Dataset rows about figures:
*** Block opens ***

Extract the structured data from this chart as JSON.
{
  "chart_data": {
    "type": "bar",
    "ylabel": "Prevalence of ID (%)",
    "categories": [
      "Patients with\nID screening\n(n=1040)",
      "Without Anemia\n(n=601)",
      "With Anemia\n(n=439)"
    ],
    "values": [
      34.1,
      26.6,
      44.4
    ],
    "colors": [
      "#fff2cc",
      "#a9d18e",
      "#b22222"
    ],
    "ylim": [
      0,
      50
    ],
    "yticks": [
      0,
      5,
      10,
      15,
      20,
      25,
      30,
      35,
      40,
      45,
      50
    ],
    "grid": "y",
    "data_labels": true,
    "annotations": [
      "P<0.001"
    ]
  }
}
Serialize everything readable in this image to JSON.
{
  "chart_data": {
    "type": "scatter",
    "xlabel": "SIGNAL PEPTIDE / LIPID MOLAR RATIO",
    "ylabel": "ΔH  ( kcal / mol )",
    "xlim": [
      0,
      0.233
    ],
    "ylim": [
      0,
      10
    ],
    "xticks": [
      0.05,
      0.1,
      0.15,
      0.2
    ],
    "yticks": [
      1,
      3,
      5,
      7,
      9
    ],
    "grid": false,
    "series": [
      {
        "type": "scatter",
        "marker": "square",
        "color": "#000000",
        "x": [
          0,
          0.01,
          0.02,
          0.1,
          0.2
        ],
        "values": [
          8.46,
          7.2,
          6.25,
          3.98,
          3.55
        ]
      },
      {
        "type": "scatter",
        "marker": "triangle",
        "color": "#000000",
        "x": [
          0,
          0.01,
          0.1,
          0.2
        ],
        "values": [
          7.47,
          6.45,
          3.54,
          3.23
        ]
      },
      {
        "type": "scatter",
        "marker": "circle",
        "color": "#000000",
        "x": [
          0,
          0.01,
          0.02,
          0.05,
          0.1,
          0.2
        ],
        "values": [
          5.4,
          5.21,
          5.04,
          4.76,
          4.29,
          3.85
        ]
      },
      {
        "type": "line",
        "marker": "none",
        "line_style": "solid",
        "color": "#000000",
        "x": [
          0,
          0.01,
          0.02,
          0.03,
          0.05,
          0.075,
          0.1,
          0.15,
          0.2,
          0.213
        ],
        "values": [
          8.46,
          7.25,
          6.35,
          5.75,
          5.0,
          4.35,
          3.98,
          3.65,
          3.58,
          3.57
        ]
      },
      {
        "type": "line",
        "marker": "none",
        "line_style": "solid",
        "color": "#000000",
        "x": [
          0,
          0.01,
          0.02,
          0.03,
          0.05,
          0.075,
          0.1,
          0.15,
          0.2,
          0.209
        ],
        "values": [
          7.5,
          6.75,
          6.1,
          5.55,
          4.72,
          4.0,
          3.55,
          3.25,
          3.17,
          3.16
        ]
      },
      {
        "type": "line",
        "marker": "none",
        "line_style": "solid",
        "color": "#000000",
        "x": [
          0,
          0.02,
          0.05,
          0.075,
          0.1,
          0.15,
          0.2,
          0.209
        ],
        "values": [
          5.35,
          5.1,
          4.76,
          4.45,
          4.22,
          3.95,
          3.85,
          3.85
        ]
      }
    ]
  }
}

*** Block closes ***

Required action>
Could you reproduce every record exactly as it appears?

Output>
Extract the structured data from this chart as JSON.
{
  "chart_data": {
    "type": "bar",
    "ylabel": "Prevalence of ID (%)",
    "categories": [
      "Patients with\nID screening\n(n=1040)",
      "Without Anemia\n(n=601)",
      "With Anemia\n(n=439)"
    ],
    "values": [
      34.1,
      26.6,
      44.4
    ],
    "colors": [
      "#fff2cc",
      "#a9d18e",
      "#b22222"
    ],
    "ylim": [
      0,
      50
    ],
    "yticks": [
      0,
      5,
      10,
      15,
      20,
      25,
      30,
      35,
      40,
      45,
      50
    ],
    "grid": "y",
    "data_labels": true,
    "annotations": [
      "P<0.001"
    ]
  }
}
Serialize everything readable in this image to JSON.
{
  "chart_data": {
    "type": "scatter",
    "xlabel": "SIGNAL PEPTIDE / LIPID MOLAR RATIO",
    "ylabel": "ΔH  ( kcal / mol )",
    "xlim": [
      0,
      0.233
    ],
    "ylim": [
      0,
      10
    ],
    "xticks": [
      0.05,
      0.1,
      0.15,
      0.2
    ],
    "yticks": [
      1,
      3,
      5,
      7,
      9
    ],
    "grid": false,
    "series": [
      {
        "type": "scatter",
        "marker": "square",
        "color": "#000000",
        "x": [
          0,
          0.01,
          0.02,
          0.1,
          0.2
        ],
        "values": [
          8.46,
          7.2,
          6.25,
          3.98,
          3.55
        ]
      },
      {
        "type": "scatter",
        "marker": "triangle",
        "color": "#000000",
        "x": [
          0,
          0.01,
          0.1,
          0.2
        ],
        "values": [
          7.47,
          6.45,
          3.54,
          3.23
        ]
      },
      {
        "type": "scatter",
        "marker": "circle",
        "color": "#000000",
        "x": [
          0,
          0.01,
          0.02,
          0.05,
          0.1,
          0.2
        ],
        "values": [
          5.4,
          5.21,
          5.04,
          4.76,
          4.29,
          3.85
        ]
      },
      {
        "type": "line",
        "marker": "none",
        "line_style": "solid",
        "color": "#000000",
        "x": [
          0,
          0.01,
          0.02,
          0.03,
          0.05,
          0.075,
          0.1,
          0.15,
          0.2,
          0.213
        ],
        "values": [
          8.46,
          7.25,
          6.35,
          5.75,
          5.0,
          4.35,
          3.98,
          3.65,
          3.58,
          3.57
        ]
      },
      {
        "type": "line",
        "marker": "none",
        "line_style": "solid",
        "color": "#000000",
        "x": [
          0,
          0.01,
          0.02,
          0.03,
          0.05,
          0.075,
          0.1,
          0.15,
          0.2,
          0.209
        ],
        "values": [
          7.5,
          6.75,
          6.1,
          5.55,
          4.72,
          4.0,
          3.55,
          3.25,
          3.17,
          3.16
        ]
      },
      {
        "type": "line",
        "marker": "none",
        "line_style": "solid",
        "color": "#000000",
        "x": [
          0,
          0.02,
          0.05,
          0.075,
          0.1,
          0.15,
          0.2,
          0.209
        ],
        "values": [
          5.35,
          5.1,
          4.76,
          4.45,
          4.22,
          3.95,
          3.85,
          3.85
        ]
      }
    ]
  }
}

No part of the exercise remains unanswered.